* Data extract
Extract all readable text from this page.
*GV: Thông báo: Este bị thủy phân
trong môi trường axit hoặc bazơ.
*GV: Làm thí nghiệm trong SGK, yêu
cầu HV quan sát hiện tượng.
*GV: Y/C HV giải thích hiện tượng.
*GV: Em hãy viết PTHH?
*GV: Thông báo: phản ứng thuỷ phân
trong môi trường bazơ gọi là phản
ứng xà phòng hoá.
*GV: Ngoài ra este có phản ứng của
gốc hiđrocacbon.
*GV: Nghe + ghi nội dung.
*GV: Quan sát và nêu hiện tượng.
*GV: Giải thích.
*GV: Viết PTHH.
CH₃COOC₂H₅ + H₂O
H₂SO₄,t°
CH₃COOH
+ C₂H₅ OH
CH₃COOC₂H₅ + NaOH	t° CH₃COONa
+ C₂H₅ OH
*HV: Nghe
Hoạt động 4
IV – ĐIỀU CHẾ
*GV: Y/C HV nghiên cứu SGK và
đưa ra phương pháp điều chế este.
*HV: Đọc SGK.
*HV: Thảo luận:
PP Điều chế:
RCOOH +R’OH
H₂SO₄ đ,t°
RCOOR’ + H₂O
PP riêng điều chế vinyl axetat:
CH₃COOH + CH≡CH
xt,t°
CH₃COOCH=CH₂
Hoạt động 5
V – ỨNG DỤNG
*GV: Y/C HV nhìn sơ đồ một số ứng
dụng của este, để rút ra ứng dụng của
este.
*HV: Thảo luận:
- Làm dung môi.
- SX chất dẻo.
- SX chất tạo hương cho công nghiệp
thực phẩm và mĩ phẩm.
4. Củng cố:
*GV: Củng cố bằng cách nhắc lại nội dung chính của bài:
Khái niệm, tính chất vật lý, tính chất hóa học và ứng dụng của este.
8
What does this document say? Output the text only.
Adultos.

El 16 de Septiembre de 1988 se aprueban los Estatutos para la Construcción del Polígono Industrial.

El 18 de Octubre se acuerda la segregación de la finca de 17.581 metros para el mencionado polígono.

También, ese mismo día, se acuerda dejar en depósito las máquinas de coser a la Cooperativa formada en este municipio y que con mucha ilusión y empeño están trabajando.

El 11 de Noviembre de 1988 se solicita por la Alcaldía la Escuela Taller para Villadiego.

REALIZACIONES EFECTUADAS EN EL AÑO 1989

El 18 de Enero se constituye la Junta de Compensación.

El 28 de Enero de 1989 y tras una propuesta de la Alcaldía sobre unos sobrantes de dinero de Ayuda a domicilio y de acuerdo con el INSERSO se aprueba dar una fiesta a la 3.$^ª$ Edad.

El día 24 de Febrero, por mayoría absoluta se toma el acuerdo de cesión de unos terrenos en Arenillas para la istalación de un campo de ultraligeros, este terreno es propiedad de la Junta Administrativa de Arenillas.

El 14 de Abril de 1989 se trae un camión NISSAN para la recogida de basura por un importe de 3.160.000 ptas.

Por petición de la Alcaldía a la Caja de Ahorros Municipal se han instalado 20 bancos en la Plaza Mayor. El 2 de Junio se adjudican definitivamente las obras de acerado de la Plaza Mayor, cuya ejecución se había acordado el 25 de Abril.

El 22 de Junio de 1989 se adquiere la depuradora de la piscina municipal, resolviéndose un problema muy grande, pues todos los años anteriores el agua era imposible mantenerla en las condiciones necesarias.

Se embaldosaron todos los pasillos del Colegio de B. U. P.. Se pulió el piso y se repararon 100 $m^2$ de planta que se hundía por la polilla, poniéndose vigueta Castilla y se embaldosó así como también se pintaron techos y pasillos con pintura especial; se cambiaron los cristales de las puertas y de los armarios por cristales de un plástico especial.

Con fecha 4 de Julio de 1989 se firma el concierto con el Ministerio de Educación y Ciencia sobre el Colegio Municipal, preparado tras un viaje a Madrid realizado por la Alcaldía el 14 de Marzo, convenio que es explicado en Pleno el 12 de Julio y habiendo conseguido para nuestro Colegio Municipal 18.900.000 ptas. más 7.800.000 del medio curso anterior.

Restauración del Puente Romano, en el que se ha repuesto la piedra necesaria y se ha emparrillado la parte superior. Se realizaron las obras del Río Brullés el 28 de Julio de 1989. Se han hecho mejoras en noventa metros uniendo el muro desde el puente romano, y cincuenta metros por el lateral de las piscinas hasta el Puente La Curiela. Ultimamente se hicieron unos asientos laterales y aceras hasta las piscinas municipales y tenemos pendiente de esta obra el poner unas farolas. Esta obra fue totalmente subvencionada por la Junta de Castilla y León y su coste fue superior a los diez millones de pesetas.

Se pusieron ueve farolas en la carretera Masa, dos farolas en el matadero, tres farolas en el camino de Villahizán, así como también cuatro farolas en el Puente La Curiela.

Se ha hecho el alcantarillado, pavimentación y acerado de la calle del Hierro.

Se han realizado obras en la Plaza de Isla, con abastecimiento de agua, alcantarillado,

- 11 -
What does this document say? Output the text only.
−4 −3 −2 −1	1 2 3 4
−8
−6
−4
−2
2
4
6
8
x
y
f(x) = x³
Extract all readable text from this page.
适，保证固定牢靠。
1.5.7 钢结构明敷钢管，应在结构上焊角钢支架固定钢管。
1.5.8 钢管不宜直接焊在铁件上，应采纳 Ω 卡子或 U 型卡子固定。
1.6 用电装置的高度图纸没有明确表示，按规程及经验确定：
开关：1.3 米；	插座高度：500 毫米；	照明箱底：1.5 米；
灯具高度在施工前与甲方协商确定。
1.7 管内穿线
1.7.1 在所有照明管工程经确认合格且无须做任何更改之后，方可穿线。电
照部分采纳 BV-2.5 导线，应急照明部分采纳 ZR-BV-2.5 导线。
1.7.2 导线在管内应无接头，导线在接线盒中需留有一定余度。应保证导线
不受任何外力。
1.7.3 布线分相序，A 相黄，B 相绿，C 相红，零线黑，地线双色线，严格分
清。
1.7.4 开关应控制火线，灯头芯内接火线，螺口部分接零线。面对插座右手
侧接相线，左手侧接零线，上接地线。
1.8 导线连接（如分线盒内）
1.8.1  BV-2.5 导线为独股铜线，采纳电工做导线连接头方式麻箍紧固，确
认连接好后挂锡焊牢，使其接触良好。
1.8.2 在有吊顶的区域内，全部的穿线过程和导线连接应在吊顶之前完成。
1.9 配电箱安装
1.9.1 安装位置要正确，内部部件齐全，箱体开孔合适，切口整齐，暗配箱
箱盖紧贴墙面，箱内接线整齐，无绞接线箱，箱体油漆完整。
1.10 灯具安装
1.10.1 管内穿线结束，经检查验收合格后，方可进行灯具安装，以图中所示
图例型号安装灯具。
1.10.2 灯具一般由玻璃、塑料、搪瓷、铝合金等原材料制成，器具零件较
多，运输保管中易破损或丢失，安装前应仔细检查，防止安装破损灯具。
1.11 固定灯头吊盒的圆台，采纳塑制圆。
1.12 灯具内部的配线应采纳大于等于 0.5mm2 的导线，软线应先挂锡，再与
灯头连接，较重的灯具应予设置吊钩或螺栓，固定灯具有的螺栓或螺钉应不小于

* Task description
Return the lines above exactly, keeping every word.

* Result below
Extract all readable text from this page.
*GV: Thông báo: Este bị thủy phân
trong môi trường axit hoặc bazơ.
*GV: Làm thí nghiệm trong SGK, yêu
cầu HV quan sát hiện tượng.
*GV: Y/C HV giải thích hiện tượng.
*GV: Em hãy viết PTHH?
*GV: Thông báo: phản ứng thuỷ phân
trong môi trường bazơ gọi là phản
ứng xà phòng hoá.
*GV: Ngoài ra este có phản ứng của
gốc hiđrocacbon.
*GV: Nghe + ghi nội dung.
*GV: Quan sát và nêu hiện tượng.
*GV: Giải thích.
*GV: Viết PTHH.
CH₃COOC₂H₅ + H₂O
H₂SO₄,t°
CH₃COOH
+ C₂H₅ OH
CH₃COOC₂H₅ + NaOH	t° CH₃COONa
+ C₂H₅ OH
*HV: Nghe
Hoạt động 4
IV – ĐIỀU CHẾ
*GV: Y/C HV nghiên cứu SGK và
đưa ra phương pháp điều chế este.
*HV: Đọc SGK.
*HV: Thảo luận:
PP Điều chế:
RCOOH +R’OH
H₂SO₄ đ,t°
RCOOR’ + H₂O
PP riêng điều chế vinyl axetat:
CH₃COOH + CH≡CH
xt,t°
CH₃COOCH=CH₂
Hoạt động 5
V – ỨNG DỤNG
*GV: Y/C HV nhìn sơ đồ một số ứng
dụng của este, để rút ra ứng dụng của
este.
*HV: Thảo luận:
- Làm dung môi.
- SX chất dẻo.
- SX chất tạo hương cho công nghiệp
thực phẩm và mĩ phẩm.
4. Củng cố:
*GV: Củng cố bằng cách nhắc lại nội dung chính của bài:
Khái niệm, tính chất vật lý, tính chất hóa học và ứng dụng của este.
8
What does this document say? Output the text only.
Adultos.

El 16 de Septiembre de 1988 se aprueban los Estatutos para la Construcción del Polígono Industrial.

El 18 de Octubre se acuerda la segregación de la finca de 17.581 metros para el mencionado polígono.

También, ese mismo día, se acuerda dejar en depósito las máquinas de coser a la Cooperativa formada en este municipio y que con mucha ilusión y empeño están trabajando.

El 11 de Noviembre de 1988 se solicita por la Alcaldía la Escuela Taller para Villadiego.

REALIZACIONES EFECTUADAS EN EL AÑO 1989

El 18 de Enero se constituye la Junta de Compensación.

El 28 de Enero de 1989 y tras una propuesta de la Alcaldía sobre unos sobrantes de dinero de Ayuda a domicilio y de acuerdo con el INSERSO se aprueba dar una fiesta a la 3.$^ª$ Edad.

El día 24 de Febrero, por mayoría absoluta se toma el acuerdo de cesión de unos terrenos en Arenillas para la istalación de un campo de ultraligeros, este terreno es propiedad de la Junta Administrativa de Arenillas.

El 14 de Abril de 1989 se trae un camión NISSAN para la recogida de basura por un importe de 3.160.000 ptas.

Por petición de la Alcaldía a la Caja de Ahorros Municipal se han instalado 20 bancos en la Plaza Mayor. El 2 de Junio se adjudican definitivamente las obras de acerado de la Plaza Mayor, cuya ejecución se había acordado el 25 de Abril.

El 22 de Junio de 1989 se adquiere la depuradora de la piscina municipal, resolviéndose un problema muy grande, pues todos los años anteriores el agua era imposible mantenerla en las condiciones necesarias.

Se embaldosaron todos los pasillos del Colegio de B. U. P.. Se pulió el piso y se repararon 100 $m^2$ de planta que se hundía por la polilla, poniéndose vigueta Castilla y se embaldosó así como también se pintaron techos y pasillos con pintura especial; se cambiaron los cristales de las puertas y de los armarios por cristales de un plástico especial.

Con fecha 4 de Julio de 1989 se firma el concierto con el Ministerio de Educación y Ciencia sobre el Colegio Municipal, preparado tras un viaje a Madrid realizado por la Alcaldía el 14 de Marzo, convenio que es explicado en Pleno el 12 de Julio y habiendo conseguido para nuestro Colegio Municipal 18.900.000 ptas. más 7.800.000 del medio curso anterior.

Restauración del Puente Romano, en el que se ha repuesto la piedra necesaria y se ha emparrillado la parte superior. Se realizaron las obras del Río Brullés el 28 de Julio de 1989. Se han hecho mejoras en noventa metros uniendo el muro desde el puente romano, y cincuenta metros por el lateral de las piscinas hasta el Puente La Curiela. Ultimamente se hicieron unos asientos laterales y aceras hasta las piscinas municipales y tenemos pendiente de esta obra el poner unas farolas. Esta obra fue totalmente subvencionada por la Junta de Castilla y León y su coste fue superior a los diez millones de pesetas.

Se pusieron ueve farolas en la carretera Masa, dos farolas en el matadero, tres farolas en el camino de Villahizán, así como también cuatro farolas en el Puente La Curiela.

Se ha hecho el alcantarillado, pavimentación y acerado de la calle del Hierro.

Se han realizado obras en la Plaza de Isla, con abastecimiento de agua, alcantarillado,

- 11 -
What does this document say? Output the text only.
−4 −3 −2 −1	1 2 3 4
−8
−6
−4
−2
2
4
6
8
x
y
f(x) = x³
Extract all readable text from this page.
适，保证固定牢靠。
1.5.7 钢结构明敷钢管，应在结构上焊角钢支架固定钢管。
1.5.8 钢管不宜直接焊在铁件上，应采纳 Ω 卡子或 U 型卡子固定。
1.6 用电装置的高度图纸没有明确表示，按规程及经验确定：
开关：1.3 米；	插座高度：500 毫米；	照明箱底：1.5 米；
灯具高度在施工前与甲方协商确定。
1.7 管内穿线
1.7.1 在所有照明管工程经确认合格且无须做任何更改之后，方可穿线。电
照部分采纳 BV-2.5 导线，应急照明部分采纳 ZR-BV-2.5 导线。
1.7.2 导线在管内应无接头，导线在接线盒中需留有一定余度。应保证导线
不受任何外力。
1.7.3 布线分相序，A 相黄，B 相绿，C 相红，零线黑，地线双色线，严格分
清。
1.7.4 开关应控制火线，灯头芯内接火线，螺口部分接零线。面对插座右手
侧接相线，左手侧接零线，上接地线。
1.8 导线连接（如分线盒内）
1.8.1  BV-2.5 导线为独股铜线，采纳电工做导线连接头方式麻箍紧固，确
认连接好后挂锡焊牢，使其接触良好。
1.8.2 在有吊顶的区域内，全部的穿线过程和导线连接应在吊顶之前完成。
1.9 配电箱安装
1.9.1 安装位置要正确，内部部件齐全，箱体开孔合适，切口整齐，暗配箱
箱盖紧贴墙面，箱内接线整齐，无绞接线箱，箱体油漆完整。
1.10 灯具安装
1.10.1 管内穿线结束，经检查验收合格后，方可进行灯具安装，以图中所示
图例型号安装灯具。
1.10.2 灯具一般由玻璃、塑料、搪瓷、铝合金等原材料制成，器具零件较
多，运输保管中易破损或丢失，安装前应仔细检查，防止安装破损灯具。
1.11 固定灯头吊盒的圆台，采纳塑制圆。
1.12 灯具内部的配线应采纳大于等于 0.5mm2 的导线，软线应先挂锡，再与
灯头连接，较重的灯具应予设置吊钩或螺栓，固定灯具有的螺栓或螺钉应不小于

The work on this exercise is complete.